▶ **The exercise**
Copy all entries without alteration and skip the pictures they hold.

▶ **Provided information**
****************************************
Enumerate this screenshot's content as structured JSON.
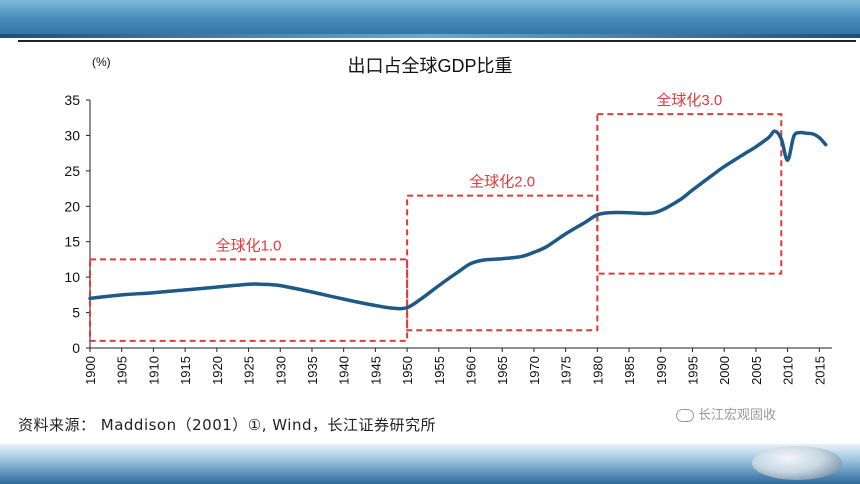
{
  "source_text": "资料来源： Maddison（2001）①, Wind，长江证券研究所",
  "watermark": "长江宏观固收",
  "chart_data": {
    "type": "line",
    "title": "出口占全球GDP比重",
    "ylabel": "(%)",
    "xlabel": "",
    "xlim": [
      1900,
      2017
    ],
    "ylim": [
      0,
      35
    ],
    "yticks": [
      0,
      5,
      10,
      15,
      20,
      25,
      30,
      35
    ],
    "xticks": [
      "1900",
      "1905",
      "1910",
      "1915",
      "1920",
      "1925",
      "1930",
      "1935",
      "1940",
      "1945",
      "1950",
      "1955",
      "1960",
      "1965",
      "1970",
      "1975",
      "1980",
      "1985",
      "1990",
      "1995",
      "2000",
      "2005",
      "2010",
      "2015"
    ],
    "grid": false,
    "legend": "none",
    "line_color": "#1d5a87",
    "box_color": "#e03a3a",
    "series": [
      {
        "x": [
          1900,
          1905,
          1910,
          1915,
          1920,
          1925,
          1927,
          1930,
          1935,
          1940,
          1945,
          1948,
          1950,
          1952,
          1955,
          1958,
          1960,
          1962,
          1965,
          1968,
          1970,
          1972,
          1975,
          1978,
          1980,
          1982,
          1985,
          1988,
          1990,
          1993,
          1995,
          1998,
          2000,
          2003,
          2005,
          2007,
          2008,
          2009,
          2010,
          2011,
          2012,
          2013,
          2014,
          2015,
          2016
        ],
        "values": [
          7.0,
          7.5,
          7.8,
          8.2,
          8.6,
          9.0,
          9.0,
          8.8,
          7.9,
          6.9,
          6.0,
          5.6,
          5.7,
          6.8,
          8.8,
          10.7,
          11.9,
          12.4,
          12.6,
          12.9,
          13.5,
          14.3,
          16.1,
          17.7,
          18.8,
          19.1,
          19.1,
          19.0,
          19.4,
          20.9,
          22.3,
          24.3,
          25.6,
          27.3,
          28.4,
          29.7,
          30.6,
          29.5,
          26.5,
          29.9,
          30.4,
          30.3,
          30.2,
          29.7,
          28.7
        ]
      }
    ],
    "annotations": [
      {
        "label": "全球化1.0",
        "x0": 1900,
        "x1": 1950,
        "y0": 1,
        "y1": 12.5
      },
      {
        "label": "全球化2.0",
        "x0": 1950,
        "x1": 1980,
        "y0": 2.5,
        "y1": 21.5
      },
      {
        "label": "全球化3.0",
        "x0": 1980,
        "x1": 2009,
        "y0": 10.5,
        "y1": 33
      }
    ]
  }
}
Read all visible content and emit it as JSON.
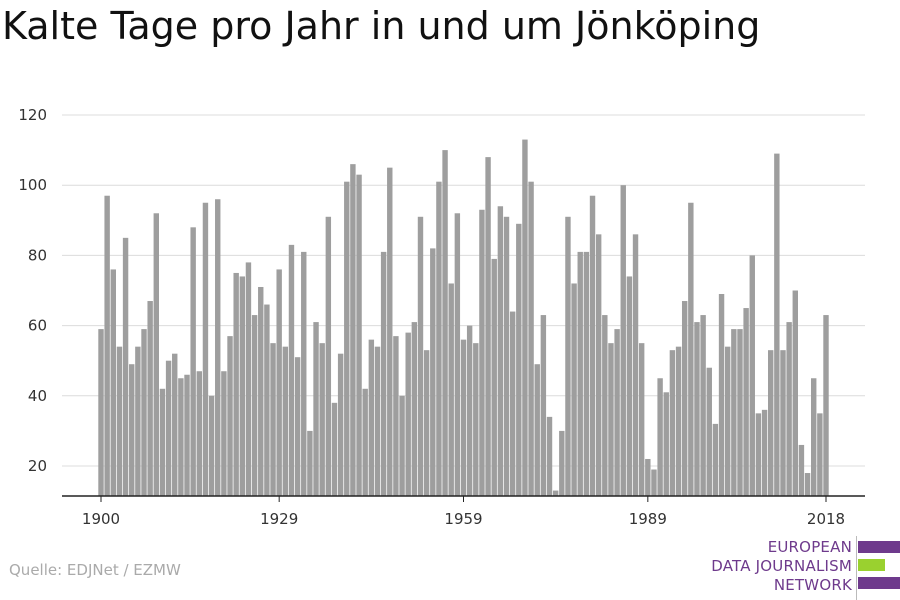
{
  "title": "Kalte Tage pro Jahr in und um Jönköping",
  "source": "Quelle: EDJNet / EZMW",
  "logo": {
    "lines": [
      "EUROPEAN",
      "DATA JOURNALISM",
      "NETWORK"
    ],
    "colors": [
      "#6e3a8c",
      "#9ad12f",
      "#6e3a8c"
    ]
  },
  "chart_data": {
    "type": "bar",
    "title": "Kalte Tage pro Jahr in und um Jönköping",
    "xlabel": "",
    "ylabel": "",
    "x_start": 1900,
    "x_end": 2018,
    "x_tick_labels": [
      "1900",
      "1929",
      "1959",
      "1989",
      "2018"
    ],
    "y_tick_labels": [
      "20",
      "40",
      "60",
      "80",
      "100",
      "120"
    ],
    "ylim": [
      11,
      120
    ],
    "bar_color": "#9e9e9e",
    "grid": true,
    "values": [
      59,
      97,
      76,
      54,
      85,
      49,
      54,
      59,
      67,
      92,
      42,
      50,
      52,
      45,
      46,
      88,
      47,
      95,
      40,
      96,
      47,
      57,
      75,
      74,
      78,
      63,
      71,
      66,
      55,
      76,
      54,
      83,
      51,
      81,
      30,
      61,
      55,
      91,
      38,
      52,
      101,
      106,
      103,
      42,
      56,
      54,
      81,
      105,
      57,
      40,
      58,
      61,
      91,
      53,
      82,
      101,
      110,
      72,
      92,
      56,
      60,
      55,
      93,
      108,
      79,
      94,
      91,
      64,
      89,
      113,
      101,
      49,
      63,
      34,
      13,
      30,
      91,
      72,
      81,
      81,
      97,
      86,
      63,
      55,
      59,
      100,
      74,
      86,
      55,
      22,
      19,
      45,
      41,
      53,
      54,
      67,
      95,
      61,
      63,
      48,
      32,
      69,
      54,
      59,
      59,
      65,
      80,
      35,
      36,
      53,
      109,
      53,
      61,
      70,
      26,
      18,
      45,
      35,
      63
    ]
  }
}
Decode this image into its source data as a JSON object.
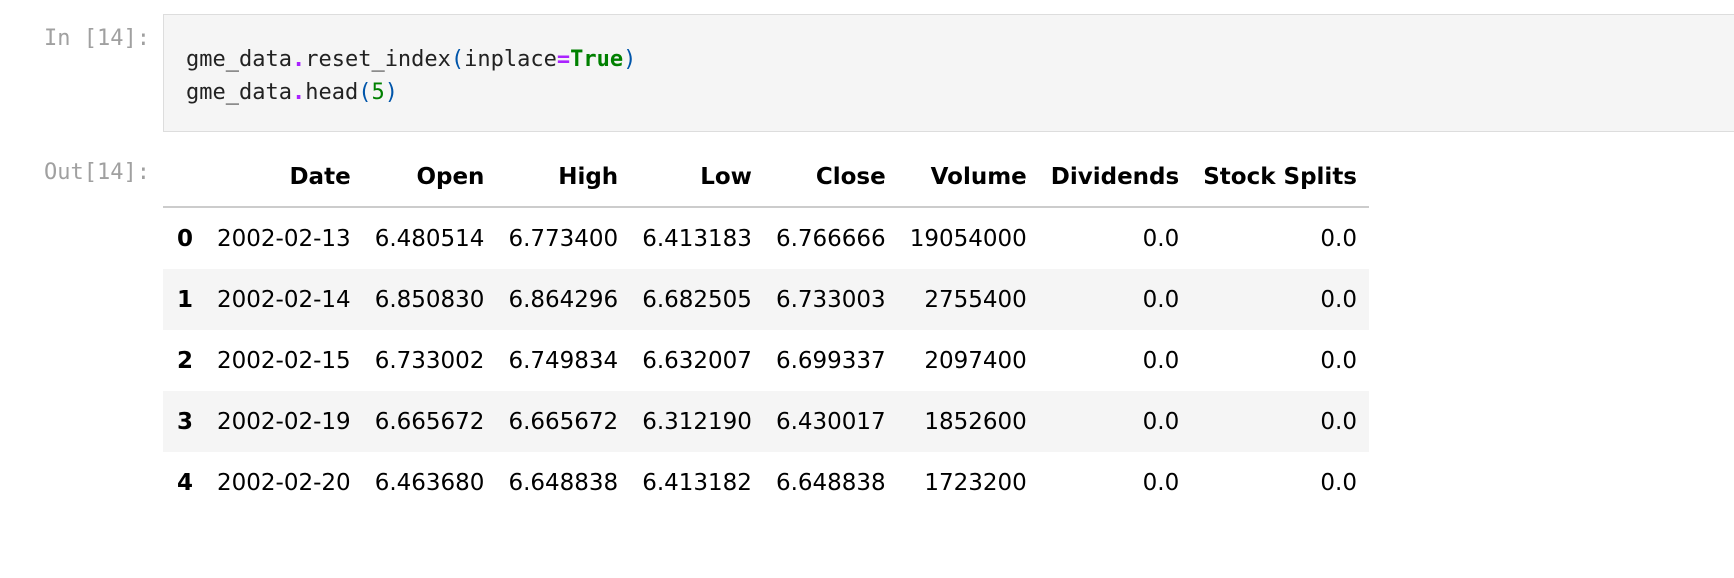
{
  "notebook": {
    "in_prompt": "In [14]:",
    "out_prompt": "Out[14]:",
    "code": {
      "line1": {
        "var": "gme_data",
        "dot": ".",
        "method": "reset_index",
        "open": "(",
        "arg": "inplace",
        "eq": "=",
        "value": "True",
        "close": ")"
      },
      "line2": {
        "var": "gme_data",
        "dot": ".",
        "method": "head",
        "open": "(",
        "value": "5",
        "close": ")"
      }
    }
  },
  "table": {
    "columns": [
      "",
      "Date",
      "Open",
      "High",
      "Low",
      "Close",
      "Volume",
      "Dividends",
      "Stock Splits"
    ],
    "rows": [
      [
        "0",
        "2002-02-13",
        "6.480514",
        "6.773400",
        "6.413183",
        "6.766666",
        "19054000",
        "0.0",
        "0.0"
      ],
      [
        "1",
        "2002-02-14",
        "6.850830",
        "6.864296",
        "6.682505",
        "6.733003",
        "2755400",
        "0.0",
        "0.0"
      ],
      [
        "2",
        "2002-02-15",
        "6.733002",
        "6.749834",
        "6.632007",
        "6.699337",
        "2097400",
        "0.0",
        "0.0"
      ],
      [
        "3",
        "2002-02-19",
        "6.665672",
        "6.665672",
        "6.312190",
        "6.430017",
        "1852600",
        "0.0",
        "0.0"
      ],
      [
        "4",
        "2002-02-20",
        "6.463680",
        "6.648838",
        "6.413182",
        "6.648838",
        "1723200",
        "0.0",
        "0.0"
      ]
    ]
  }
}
****************************************
▶ **Solution to this problem**
Enumerate this screenshot's content as structured JSON.
{
  "source_text": "资料来源： Maddison（2001）①, Wind，长江证券研究所",
  "watermark": "长江宏观固收",
  "chart_data": {
    "type": "line",
    "title": "出口占全球GDP比重",
    "ylabel": "(%)",
    "xlabel": "",
    "xlim": [
      1900,
      2017
    ],
    "ylim": [
      0,
      35
    ],
    "yticks": [
      0,
      5,
      10,
      15,
      20,
      25,
      30,
      35
    ],
    "xticks": [
      "1900",
      "1905",
      "1910",
      "1915",
      "1920",
      "1925",
      "1930",
      "1935",
      "1940",
      "1945",
      "1950",
      "1955",
      "1960",
      "1965",
      "1970",
      "1975",
      "1980",
      "1985",
      "1990",
      "1995",
      "2000",
      "2005",
      "2010",
      "2015"
    ],
    "grid": false,
    "legend": "none",
    "line_color": "#1d5a87",
    "box_color": "#e03a3a",
    "series": [
      {
        "x": [
          1900,
          1905,
          1910,
          1915,
          1920,
          1925,
          1927,
          1930,
          1935,
          1940,
          1945,
          1948,
          1950,
          1952,
          1955,
          1958,
          1960,
          1962,
          1965,
          1968,
          1970,
          1972,
          1975,
          1978,
          1980,
          1982,
          1985,
          1988,
          1990,
          1993,
          1995,
          1998,
          2000,
          2003,
          2005,
          2007,
          2008,
          2009,
          2010,
          2011,
          2012,
          2013,
          2014,
          2015,
          2016
        ],
        "values": [
          7.0,
          7.5,
          7.8,
          8.2,
          8.6,
          9.0,
          9.0,
          8.8,
          7.9,
          6.9,
          6.0,
          5.6,
          5.7,
          6.8,
          8.8,
          10.7,
          11.9,
          12.4,
          12.6,
          12.9,
          13.5,
          14.3,
          16.1,
          17.7,
          18.8,
          19.1,
          19.1,
          19.0,
          19.4,
          20.9,
          22.3,
          24.3,
          25.6,
          27.3,
          28.4,
          29.7,
          30.6,
          29.5,
          26.5,
          29.9,
          30.4,
          30.3,
          30.2,
          29.7,
          28.7
        ]
      }
    ],
    "annotations": [
      {
        "label": "全球化1.0",
        "x0": 1900,
        "x1": 1950,
        "y0": 1,
        "y1": 12.5
      },
      {
        "label": "全球化2.0",
        "x0": 1950,
        "x1": 1980,
        "y0": 2.5,
        "y1": 21.5
      },
      {
        "label": "全球化3.0",
        "x0": 1980,
        "x1": 2009,
        "y0": 10.5,
        "y1": 33
      }
    ]
  }
}
Read all visible content and emit it as JSON.
{
  "title": "Kalte Tage pro Jahr in und um Jönköping",
  "source": "Quelle: EDJNet / EZMW",
  "logo": {
    "lines": [
      "EUROPEAN",
      "DATA JOURNALISM",
      "NETWORK"
    ],
    "colors": [
      "#6e3a8c",
      "#9ad12f",
      "#6e3a8c"
    ]
  },
  "chart_data": {
    "type": "bar",
    "title": "Kalte Tage pro Jahr in und um Jönköping",
    "xlabel": "",
    "ylabel": "",
    "x_start": 1900,
    "x_end": 2018,
    "x_tick_labels": [
      "1900",
      "1929",
      "1959",
      "1989",
      "2018"
    ],
    "y_tick_labels": [
      "20",
      "40",
      "60",
      "80",
      "100",
      "120"
    ],
    "ylim": [
      11,
      120
    ],
    "bar_color": "#9e9e9e",
    "grid": true,
    "values": [
      59,
      97,
      76,
      54,
      85,
      49,
      54,
      59,
      67,
      92,
      42,
      50,
      52,
      45,
      46,
      88,
      47,
      95,
      40,
      96,
      47,
      57,
      75,
      74,
      78,
      63,
      71,
      66,
      55,
      76,
      54,
      83,
      51,
      81,
      30,
      61,
      55,
      91,
      38,
      52,
      101,
      106,
      103,
      42,
      56,
      54,
      81,
      105,
      57,
      40,
      58,
      61,
      91,
      53,
      82,
      101,
      110,
      72,
      92,
      56,
      60,
      55,
      93,
      108,
      79,
      94,
      91,
      64,
      89,
      113,
      101,
      49,
      63,
      34,
      13,
      30,
      91,
      72,
      81,
      81,
      97,
      86,
      63,
      55,
      59,
      100,
      74,
      86,
      55,
      22,
      19,
      45,
      41,
      53,
      54,
      67,
      95,
      61,
      63,
      48,
      32,
      69,
      54,
      59,
      59,
      65,
      80,
      35,
      36,
      53,
      109,
      53,
      61,
      70,
      26,
      18,
      45,
      35,
      63
    ]
  }
}
Decode this image into its source data as a JSON object.
{
  "notebook": {
    "in_prompt": "In [14]:",
    "out_prompt": "Out[14]:",
    "code": {
      "line1": {
        "var": "gme_data",
        "dot": ".",
        "method": "reset_index",
        "open": "(",
        "arg": "inplace",
        "eq": "=",
        "value": "True",
        "close": ")"
      },
      "line2": {
        "var": "gme_data",
        "dot": ".",
        "method": "head",
        "open": "(",
        "value": "5",
        "close": ")"
      }
    }
  },
  "table": {
    "columns": [
      "",
      "Date",
      "Open",
      "High",
      "Low",
      "Close",
      "Volume",
      "Dividends",
      "Stock Splits"
    ],
    "rows": [
      [
        "0",
        "2002-02-13",
        "6.480514",
        "6.773400",
        "6.413183",
        "6.766666",
        "19054000",
        "0.0",
        "0.0"
      ],
      [
        "1",
        "2002-02-14",
        "6.850830",
        "6.864296",
        "6.682505",
        "6.733003",
        "2755400",
        "0.0",
        "0.0"
      ],
      [
        "2",
        "2002-02-15",
        "6.733002",
        "6.749834",
        "6.632007",
        "6.699337",
        "2097400",
        "0.0",
        "0.0"
      ],
      [
        "3",
        "2002-02-19",
        "6.665672",
        "6.665672",
        "6.312190",
        "6.430017",
        "1852600",
        "0.0",
        "0.0"
      ],
      [
        "4",
        "2002-02-20",
        "6.463680",
        "6.648838",
        "6.413182",
        "6.648838",
        "1723200",
        "0.0",
        "0.0"
      ]
    ]
  }
}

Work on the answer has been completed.